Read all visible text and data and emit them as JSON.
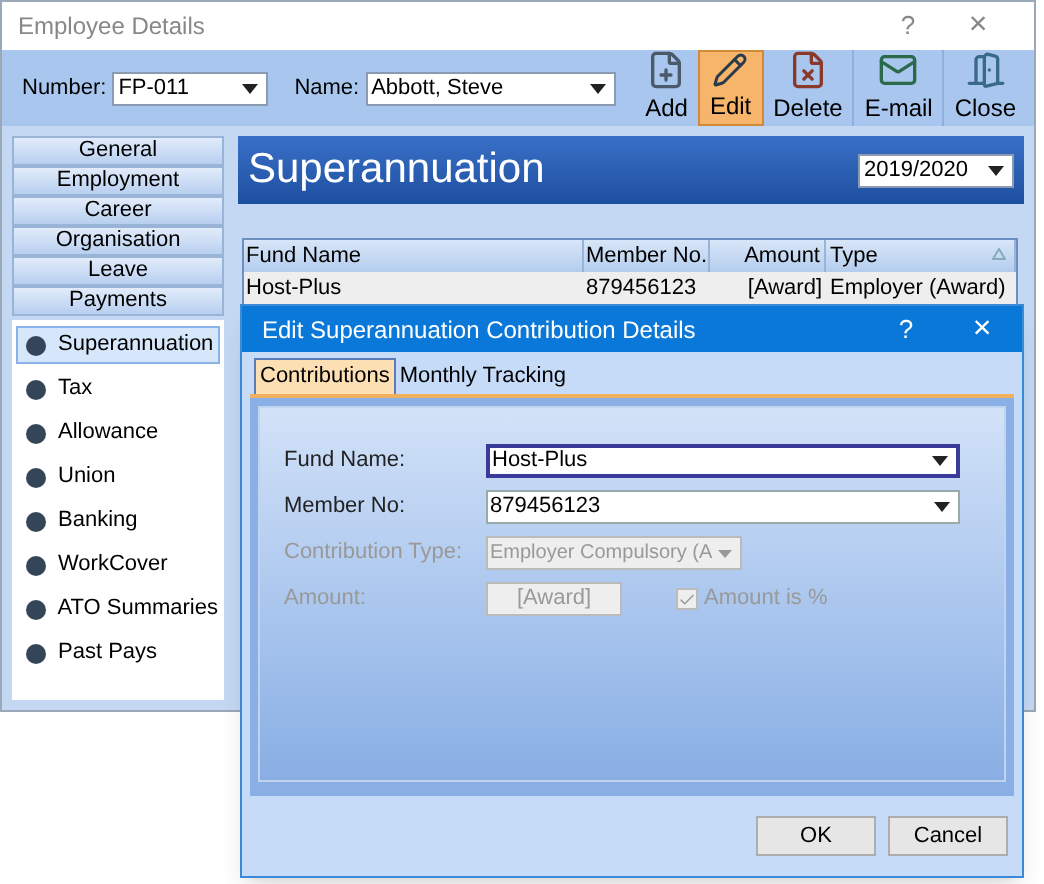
{
  "window": {
    "title": "Employee Details",
    "help": "?",
    "close": "×"
  },
  "toolbar": {
    "number_label": "Number:",
    "number_value": "FP-011",
    "name_label": "Name:",
    "name_value": "Abbott, Steve",
    "buttons": [
      {
        "label": "Add",
        "kind": "add",
        "selected": false
      },
      {
        "label": "Edit",
        "kind": "edit",
        "selected": true
      },
      {
        "label": "Delete",
        "kind": "delete",
        "selected": false
      },
      {
        "label": "E-mail",
        "kind": "email",
        "selected": false
      },
      {
        "label": "Close",
        "kind": "close",
        "selected": false
      }
    ]
  },
  "sidebar": {
    "groups": [
      "General",
      "Employment",
      "Career",
      "Organisation",
      "Leave",
      "Payments"
    ],
    "items": [
      {
        "label": "Superannuation",
        "selected": true
      },
      {
        "label": "Tax",
        "selected": false
      },
      {
        "label": "Allowance",
        "selected": false
      },
      {
        "label": "Union",
        "selected": false
      },
      {
        "label": "Banking",
        "selected": false
      },
      {
        "label": "WorkCover",
        "selected": false
      },
      {
        "label": "ATO Summaries",
        "selected": false
      },
      {
        "label": "Past Pays",
        "selected": false
      }
    ]
  },
  "panel": {
    "title": "Superannuation",
    "year": "2019/2020"
  },
  "table": {
    "columns": [
      "Fund Name",
      "Member No.",
      "Amount",
      "Type"
    ],
    "rows": [
      [
        "Host-Plus",
        "879456123",
        "[Award]",
        "Employer (Award)"
      ]
    ]
  },
  "dialog": {
    "title": "Edit Superannuation Contribution Details",
    "help": "?",
    "close": "×",
    "tabs": [
      {
        "label": "Contributions",
        "selected": true
      },
      {
        "label": "Monthly Tracking",
        "selected": false
      }
    ],
    "fields": [
      {
        "label": "Fund Name:",
        "value": "Host-Plus",
        "kind": "dropdown",
        "disabled": false,
        "focused": true
      },
      {
        "label": "Member No:",
        "value": "879456123",
        "kind": "dropdown",
        "disabled": false,
        "focused": false
      },
      {
        "label": "Contribution Type:",
        "value": "Employer Compulsory (A",
        "kind": "select",
        "disabled": true,
        "focused": false
      },
      {
        "label": "Amount:",
        "value": "[Award]",
        "kind": "amount",
        "disabled": true,
        "focused": false,
        "checkbox": {
          "label": "Amount is %",
          "checked": true,
          "disabled": true
        }
      }
    ],
    "buttons": [
      "OK",
      "Cancel"
    ]
  }
}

- - - - - - -

* **WORK TO COMPLETE**:
Select the lines in this material that hold the word "kind", leaving none out.

* **REPLY**:
        "kind": "add",
        "kind": "edit",
        "kind": "delete",
        "kind": "email",
        "kind": "close",
        "kind": "dropdown",
        "kind": "dropdown",
        "kind": "select",
        "kind": "amount",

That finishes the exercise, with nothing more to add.